Stored data entries:
═══
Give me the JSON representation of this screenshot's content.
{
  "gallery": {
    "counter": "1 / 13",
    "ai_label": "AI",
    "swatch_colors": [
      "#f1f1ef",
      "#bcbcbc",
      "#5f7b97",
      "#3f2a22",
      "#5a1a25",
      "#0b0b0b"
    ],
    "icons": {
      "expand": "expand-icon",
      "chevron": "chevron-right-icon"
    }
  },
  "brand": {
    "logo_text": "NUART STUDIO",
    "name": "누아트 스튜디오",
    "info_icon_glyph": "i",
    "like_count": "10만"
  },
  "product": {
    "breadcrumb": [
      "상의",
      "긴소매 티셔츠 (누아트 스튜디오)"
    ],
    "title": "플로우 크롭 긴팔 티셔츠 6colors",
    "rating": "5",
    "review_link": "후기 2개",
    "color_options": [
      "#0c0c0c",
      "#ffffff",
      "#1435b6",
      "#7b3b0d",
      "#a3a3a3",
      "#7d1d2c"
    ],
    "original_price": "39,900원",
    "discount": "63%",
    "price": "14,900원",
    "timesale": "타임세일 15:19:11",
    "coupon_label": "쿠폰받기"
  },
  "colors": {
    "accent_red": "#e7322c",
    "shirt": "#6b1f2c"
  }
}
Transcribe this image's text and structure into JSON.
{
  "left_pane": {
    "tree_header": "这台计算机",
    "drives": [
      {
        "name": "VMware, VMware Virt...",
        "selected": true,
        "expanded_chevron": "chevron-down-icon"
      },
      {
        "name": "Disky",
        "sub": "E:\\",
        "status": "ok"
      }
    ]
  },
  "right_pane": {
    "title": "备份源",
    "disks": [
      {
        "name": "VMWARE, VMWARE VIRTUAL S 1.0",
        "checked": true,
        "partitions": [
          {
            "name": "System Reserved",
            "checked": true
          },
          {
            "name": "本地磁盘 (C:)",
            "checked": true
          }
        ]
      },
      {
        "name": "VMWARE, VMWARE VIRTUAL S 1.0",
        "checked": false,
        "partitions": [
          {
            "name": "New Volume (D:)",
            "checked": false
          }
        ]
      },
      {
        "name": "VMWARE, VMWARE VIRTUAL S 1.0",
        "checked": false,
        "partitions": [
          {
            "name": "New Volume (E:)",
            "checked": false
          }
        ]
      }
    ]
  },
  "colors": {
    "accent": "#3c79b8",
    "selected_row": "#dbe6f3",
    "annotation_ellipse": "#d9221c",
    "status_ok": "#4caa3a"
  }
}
═══
EXERCISE ▸
Transcribe all lines as written.

WRITTEN SOLUTION ▸
Give me the JSON representation of this screenshot's content.
{
  "gallery": {
    "counter": "1 / 13",
    "ai_label": "AI",
    "swatch_colors": [
      "#f1f1ef",
      "#bcbcbc",
      "#5f7b97",
      "#3f2a22",
      "#5a1a25",
      "#0b0b0b"
    ],
    "icons": {
      "expand": "expand-icon",
      "chevron": "chevron-right-icon"
    }
  },
  "brand": {
    "logo_text": "NUART STUDIO",
    "name": "누아트 스튜디오",
    "info_icon_glyph": "i",
    "like_count": "10만"
  },
  "product": {
    "breadcrumb": [
      "상의",
      "긴소매 티셔츠 (누아트 스튜디오)"
    ],
    "title": "플로우 크롭 긴팔 티셔츠 6colors",
    "rating": "5",
    "review_link": "후기 2개",
    "color_options": [
      "#0c0c0c",
      "#ffffff",
      "#1435b6",
      "#7b3b0d",
      "#a3a3a3",
      "#7d1d2c"
    ],
    "original_price": "39,900원",
    "discount": "63%",
    "price": "14,900원",
    "timesale": "타임세일 15:19:11",
    "coupon_label": "쿠폰받기"
  },
  "colors": {
    "accent_red": "#e7322c",
    "shirt": "#6b1f2c"
  }
}
Transcribe this image's text and structure into JSON.
{
  "left_pane": {
    "tree_header": "这台计算机",
    "drives": [
      {
        "name": "VMware, VMware Virt...",
        "selected": true,
        "expanded_chevron": "chevron-down-icon"
      },
      {
        "name": "Disky",
        "sub": "E:\\",
        "status": "ok"
      }
    ]
  },
  "right_pane": {
    "title": "备份源",
    "disks": [
      {
        "name": "VMWARE, VMWARE VIRTUAL S 1.0",
        "checked": true,
        "partitions": [
          {
            "name": "System Reserved",
            "checked": true
          },
          {
            "name": "本地磁盘 (C:)",
            "checked": true
          }
        ]
      },
      {
        "name": "VMWARE, VMWARE VIRTUAL S 1.0",
        "checked": false,
        "partitions": [
          {
            "name": "New Volume (D:)",
            "checked": false
          }
        ]
      },
      {
        "name": "VMWARE, VMWARE VIRTUAL S 1.0",
        "checked": false,
        "partitions": [
          {
            "name": "New Volume (E:)",
            "checked": false
          }
        ]
      }
    ]
  },
  "colors": {
    "accent": "#3c79b8",
    "selected_row": "#dbe6f3",
    "annotation_ellipse": "#d9221c",
    "status_ok": "#4caa3a"
  }
}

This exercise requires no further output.